── WORKING DATA ──

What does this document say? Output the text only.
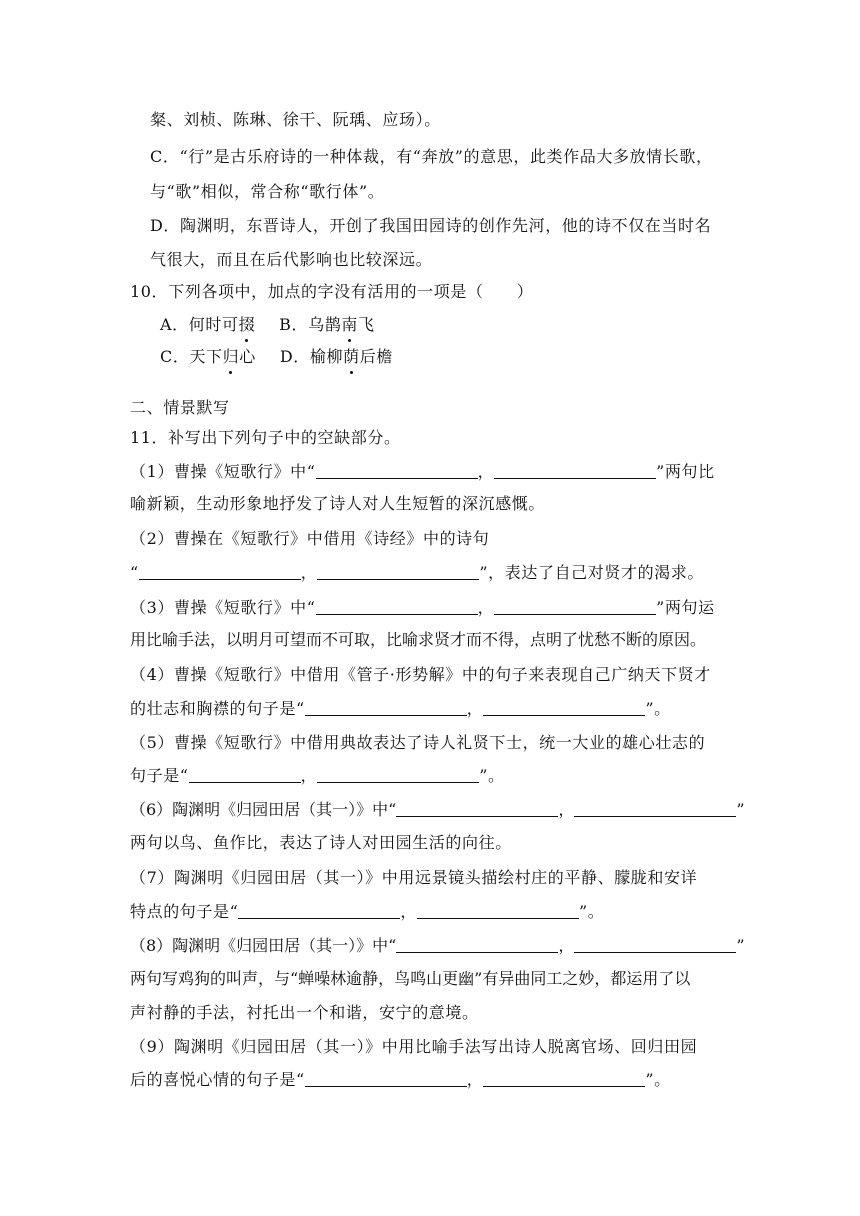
粲、刘桢、陈琳、徐干、阮瑀、应玚）。
C．“行”是古乐府诗的一种体裁，有“奔放”的意思，此类作品大多放情长歌，
与“歌”相似，常合称“歌行体”。
D．陶渊明，东晋诗人，开创了我国田园诗的创作先河，他的诗不仅在当时名
气很大，而且在后代影响也比较深远。
10．下列各项中，加点的字没有活用的一项是（　　）
A．何时可掇 B．乌鹊南飞
C．天下归心 D．榆柳荫后檐
二、情景默写
11．补写出下列句子中的空缺部分。
（1）曹操《短歌行》中“	，	”两句比
喻新颖，生动形象地抒发了诗人对人生短暂的深沉感慨。
（2）曹操在《短歌行》中借用《诗经》中的诗句
“	，	”，表达了自己对贤才的渴求。
（3）曹操《短歌行》中“	，	”两句运
用比喻手法，以明月可望而不可取，比喻求贤才而不得，点明了忧愁不断的原因。
（4）曹操《短歌行》中借用《管子·形势解》中的句子来表现自己广纳天下贤才
的壮志和胸襟的句子是“	，	”。
（5）曹操《短歌行》中借用典故表达了诗人礼贤下士，统一大业的雄心壮志的
句子是“	，	”。
（6）陶渊明《归园田居（其一）》中“	，	”
两句以鸟、鱼作比，表达了诗人对田园生活的向往。
（7）陶渊明《归园田居（其一）》中用远景镜头描绘村庄的平静、朦胧和安详
特点的句子是“	，	”。
（8）陶渊明《归园田居（其一）》中“	，	”
两句写鸡狗的叫声，与“蝉噪林逾静，鸟鸣山更幽”有异曲同工之妙，都运用了以
声衬静的手法，衬托出一个和谐，安宁的意境。
（9）陶渊明《归园田居（其一）》中用比喻手法写出诗人脱离官场、回归田园
后的喜悦心情的句子是“	，	”。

───

• [REQUIREMENT]:
Note every line above where the string "归园田居" shows up, and copy those lines.

• [RESULT OF THIS EXERCISE]:
（6）陶渊明《归园田居（其一）》中“	，	”
（7）陶渊明《归园田居（其一）》中用远景镜头描绘村庄的平静、朦胧和安详
（8）陶渊明《归园田居（其一）》中“	，	”
（9）陶渊明《归园田居（其一）》中用比喻手法写出诗人脱离官场、回归田园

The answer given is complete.